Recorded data
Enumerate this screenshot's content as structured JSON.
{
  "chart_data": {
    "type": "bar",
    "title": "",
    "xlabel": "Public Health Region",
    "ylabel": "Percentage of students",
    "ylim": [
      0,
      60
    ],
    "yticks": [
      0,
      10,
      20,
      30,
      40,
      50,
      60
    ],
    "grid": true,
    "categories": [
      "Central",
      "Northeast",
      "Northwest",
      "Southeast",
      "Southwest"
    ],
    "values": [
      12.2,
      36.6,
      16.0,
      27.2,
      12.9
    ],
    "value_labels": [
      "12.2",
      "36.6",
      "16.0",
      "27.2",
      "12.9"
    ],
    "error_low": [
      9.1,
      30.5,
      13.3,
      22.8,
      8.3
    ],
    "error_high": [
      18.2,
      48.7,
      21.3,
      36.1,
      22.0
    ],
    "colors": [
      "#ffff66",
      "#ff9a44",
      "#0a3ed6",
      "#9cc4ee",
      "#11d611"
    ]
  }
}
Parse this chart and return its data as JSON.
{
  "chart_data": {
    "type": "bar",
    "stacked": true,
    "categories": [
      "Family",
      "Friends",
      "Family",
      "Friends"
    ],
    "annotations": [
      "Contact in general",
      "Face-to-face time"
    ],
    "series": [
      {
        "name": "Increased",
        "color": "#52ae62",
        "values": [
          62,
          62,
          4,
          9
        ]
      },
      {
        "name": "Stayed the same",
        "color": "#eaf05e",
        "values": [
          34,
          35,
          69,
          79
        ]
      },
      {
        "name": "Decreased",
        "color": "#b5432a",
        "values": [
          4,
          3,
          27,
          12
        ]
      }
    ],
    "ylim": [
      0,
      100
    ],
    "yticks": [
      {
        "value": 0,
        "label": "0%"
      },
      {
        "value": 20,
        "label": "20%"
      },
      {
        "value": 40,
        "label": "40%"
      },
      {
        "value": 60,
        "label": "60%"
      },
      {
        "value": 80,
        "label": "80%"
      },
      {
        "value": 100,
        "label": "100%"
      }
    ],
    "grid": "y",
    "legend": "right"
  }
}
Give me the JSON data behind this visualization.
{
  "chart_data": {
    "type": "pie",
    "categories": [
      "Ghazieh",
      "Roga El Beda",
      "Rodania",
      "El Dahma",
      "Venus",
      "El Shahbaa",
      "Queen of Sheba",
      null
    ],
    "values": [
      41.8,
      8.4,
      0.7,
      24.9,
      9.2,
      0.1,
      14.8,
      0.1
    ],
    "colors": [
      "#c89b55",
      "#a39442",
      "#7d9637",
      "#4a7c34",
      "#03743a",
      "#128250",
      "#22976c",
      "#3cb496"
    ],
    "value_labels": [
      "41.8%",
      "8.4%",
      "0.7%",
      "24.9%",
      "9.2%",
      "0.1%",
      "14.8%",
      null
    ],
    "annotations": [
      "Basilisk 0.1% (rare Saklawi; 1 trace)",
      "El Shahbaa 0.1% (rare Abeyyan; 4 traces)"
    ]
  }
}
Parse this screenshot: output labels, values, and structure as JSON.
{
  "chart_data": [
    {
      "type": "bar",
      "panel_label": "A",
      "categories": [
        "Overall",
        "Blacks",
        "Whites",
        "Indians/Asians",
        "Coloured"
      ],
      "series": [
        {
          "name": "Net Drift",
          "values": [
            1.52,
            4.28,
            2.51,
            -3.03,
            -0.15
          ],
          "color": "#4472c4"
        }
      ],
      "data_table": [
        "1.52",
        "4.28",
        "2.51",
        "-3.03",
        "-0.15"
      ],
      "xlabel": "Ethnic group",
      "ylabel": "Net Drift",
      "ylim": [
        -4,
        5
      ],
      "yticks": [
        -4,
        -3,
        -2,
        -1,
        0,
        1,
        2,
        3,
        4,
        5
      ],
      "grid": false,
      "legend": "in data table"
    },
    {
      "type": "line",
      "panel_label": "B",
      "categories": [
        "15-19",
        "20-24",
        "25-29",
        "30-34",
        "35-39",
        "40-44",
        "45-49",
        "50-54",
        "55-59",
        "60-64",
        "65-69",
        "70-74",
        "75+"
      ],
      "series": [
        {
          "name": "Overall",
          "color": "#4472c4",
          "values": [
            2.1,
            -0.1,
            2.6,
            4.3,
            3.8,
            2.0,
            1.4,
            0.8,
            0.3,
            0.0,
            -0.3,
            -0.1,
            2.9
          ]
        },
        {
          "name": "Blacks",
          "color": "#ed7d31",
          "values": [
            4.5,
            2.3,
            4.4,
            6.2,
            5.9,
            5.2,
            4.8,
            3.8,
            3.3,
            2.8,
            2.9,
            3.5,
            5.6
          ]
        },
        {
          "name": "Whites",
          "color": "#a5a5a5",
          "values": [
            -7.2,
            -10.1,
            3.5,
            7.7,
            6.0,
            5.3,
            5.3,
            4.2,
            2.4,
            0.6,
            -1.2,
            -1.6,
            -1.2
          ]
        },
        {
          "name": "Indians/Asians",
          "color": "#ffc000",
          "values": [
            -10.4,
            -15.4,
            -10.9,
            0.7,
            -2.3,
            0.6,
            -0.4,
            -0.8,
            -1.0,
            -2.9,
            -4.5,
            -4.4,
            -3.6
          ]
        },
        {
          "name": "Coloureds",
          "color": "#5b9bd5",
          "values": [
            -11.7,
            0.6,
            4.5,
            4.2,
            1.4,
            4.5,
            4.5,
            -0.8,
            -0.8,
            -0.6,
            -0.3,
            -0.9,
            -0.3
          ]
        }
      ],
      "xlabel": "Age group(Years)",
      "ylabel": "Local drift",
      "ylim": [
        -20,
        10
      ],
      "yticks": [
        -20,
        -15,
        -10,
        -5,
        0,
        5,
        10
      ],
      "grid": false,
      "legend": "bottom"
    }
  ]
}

▸ **Task statement**: All entries must be repeated verbatim.

▸ **Answer to the task**:
Enumerate this screenshot's content as structured JSON.
{
  "chart_data": {
    "type": "bar",
    "title": "",
    "xlabel": "Public Health Region",
    "ylabel": "Percentage of students",
    "ylim": [
      0,
      60
    ],
    "yticks": [
      0,
      10,
      20,
      30,
      40,
      50,
      60
    ],
    "grid": true,
    "categories": [
      "Central",
      "Northeast",
      "Northwest",
      "Southeast",
      "Southwest"
    ],
    "values": [
      12.2,
      36.6,
      16.0,
      27.2,
      12.9
    ],
    "value_labels": [
      "12.2",
      "36.6",
      "16.0",
      "27.2",
      "12.9"
    ],
    "error_low": [
      9.1,
      30.5,
      13.3,
      22.8,
      8.3
    ],
    "error_high": [
      18.2,
      48.7,
      21.3,
      36.1,
      22.0
    ],
    "colors": [
      "#ffff66",
      "#ff9a44",
      "#0a3ed6",
      "#9cc4ee",
      "#11d611"
    ]
  }
}
Parse this chart and return its data as JSON.
{
  "chart_data": {
    "type": "bar",
    "stacked": true,
    "categories": [
      "Family",
      "Friends",
      "Family",
      "Friends"
    ],
    "annotations": [
      "Contact in general",
      "Face-to-face time"
    ],
    "series": [
      {
        "name": "Increased",
        "color": "#52ae62",
        "values": [
          62,
          62,
          4,
          9
        ]
      },
      {
        "name": "Stayed the same",
        "color": "#eaf05e",
        "values": [
          34,
          35,
          69,
          79
        ]
      },
      {
        "name": "Decreased",
        "color": "#b5432a",
        "values": [
          4,
          3,
          27,
          12
        ]
      }
    ],
    "ylim": [
      0,
      100
    ],
    "yticks": [
      {
        "value": 0,
        "label": "0%"
      },
      {
        "value": 20,
        "label": "20%"
      },
      {
        "value": 40,
        "label": "40%"
      },
      {
        "value": 60,
        "label": "60%"
      },
      {
        "value": 80,
        "label": "80%"
      },
      {
        "value": 100,
        "label": "100%"
      }
    ],
    "grid": "y",
    "legend": "right"
  }
}
Give me the JSON data behind this visualization.
{
  "chart_data": {
    "type": "pie",
    "categories": [
      "Ghazieh",
      "Roga El Beda",
      "Rodania",
      "El Dahma",
      "Venus",
      "El Shahbaa",
      "Queen of Sheba",
      null
    ],
    "values": [
      41.8,
      8.4,
      0.7,
      24.9,
      9.2,
      0.1,
      14.8,
      0.1
    ],
    "colors": [
      "#c89b55",
      "#a39442",
      "#7d9637",
      "#4a7c34",
      "#03743a",
      "#128250",
      "#22976c",
      "#3cb496"
    ],
    "value_labels": [
      "41.8%",
      "8.4%",
      "0.7%",
      "24.9%",
      "9.2%",
      "0.1%",
      "14.8%",
      null
    ],
    "annotations": [
      "Basilisk 0.1% (rare Saklawi; 1 trace)",
      "El Shahbaa 0.1% (rare Abeyyan; 4 traces)"
    ]
  }
}
Parse this screenshot: output labels, values, and structure as JSON.
{
  "chart_data": [
    {
      "type": "bar",
      "panel_label": "A",
      "categories": [
        "Overall",
        "Blacks",
        "Whites",
        "Indians/Asians",
        "Coloured"
      ],
      "series": [
        {
          "name": "Net Drift",
          "values": [
            1.52,
            4.28,
            2.51,
            -3.03,
            -0.15
          ],
          "color": "#4472c4"
        }
      ],
      "data_table": [
        "1.52",
        "4.28",
        "2.51",
        "-3.03",
        "-0.15"
      ],
      "xlabel": "Ethnic group",
      "ylabel": "Net Drift",
      "ylim": [
        -4,
        5
      ],
      "yticks": [
        -4,
        -3,
        -2,
        -1,
        0,
        1,
        2,
        3,
        4,
        5
      ],
      "grid": false,
      "legend": "in data table"
    },
    {
      "type": "line",
      "panel_label": "B",
      "categories": [
        "15-19",
        "20-24",
        "25-29",
        "30-34",
        "35-39",
        "40-44",
        "45-49",
        "50-54",
        "55-59",
        "60-64",
        "65-69",
        "70-74",
        "75+"
      ],
      "series": [
        {
          "name": "Overall",
          "color": "#4472c4",
          "values": [
            2.1,
            -0.1,
            2.6,
            4.3,
            3.8,
            2.0,
            1.4,
            0.8,
            0.3,
            0.0,
            -0.3,
            -0.1,
            2.9
          ]
        },
        {
          "name": "Blacks",
          "color": "#ed7d31",
          "values": [
            4.5,
            2.3,
            4.4,
            6.2,
            5.9,
            5.2,
            4.8,
            3.8,
            3.3,
            2.8,
            2.9,
            3.5,
            5.6
          ]
        },
        {
          "name": "Whites",
          "color": "#a5a5a5",
          "values": [
            -7.2,
            -10.1,
            3.5,
            7.7,
            6.0,
            5.3,
            5.3,
            4.2,
            2.4,
            0.6,
            -1.2,
            -1.6,
            -1.2
          ]
        },
        {
          "name": "Indians/Asians",
          "color": "#ffc000",
          "values": [
            -10.4,
            -15.4,
            -10.9,
            0.7,
            -2.3,
            0.6,
            -0.4,
            -0.8,
            -1.0,
            -2.9,
            -4.5,
            -4.4,
            -3.6
          ]
        },
        {
          "name": "Coloureds",
          "color": "#5b9bd5",
          "values": [
            -11.7,
            0.6,
            4.5,
            4.2,
            1.4,
            4.5,
            4.5,
            -0.8,
            -0.8,
            -0.6,
            -0.3,
            -0.9,
            -0.3
          ]
        }
      ],
      "xlabel": "Age group(Years)",
      "ylabel": "Local drift",
      "ylim": [
        -20,
        10
      ],
      "yticks": [
        -20,
        -15,
        -10,
        -5,
        0,
        5,
        10
      ],
      "grid": false,
      "legend": "bottom"
    }
  ]
}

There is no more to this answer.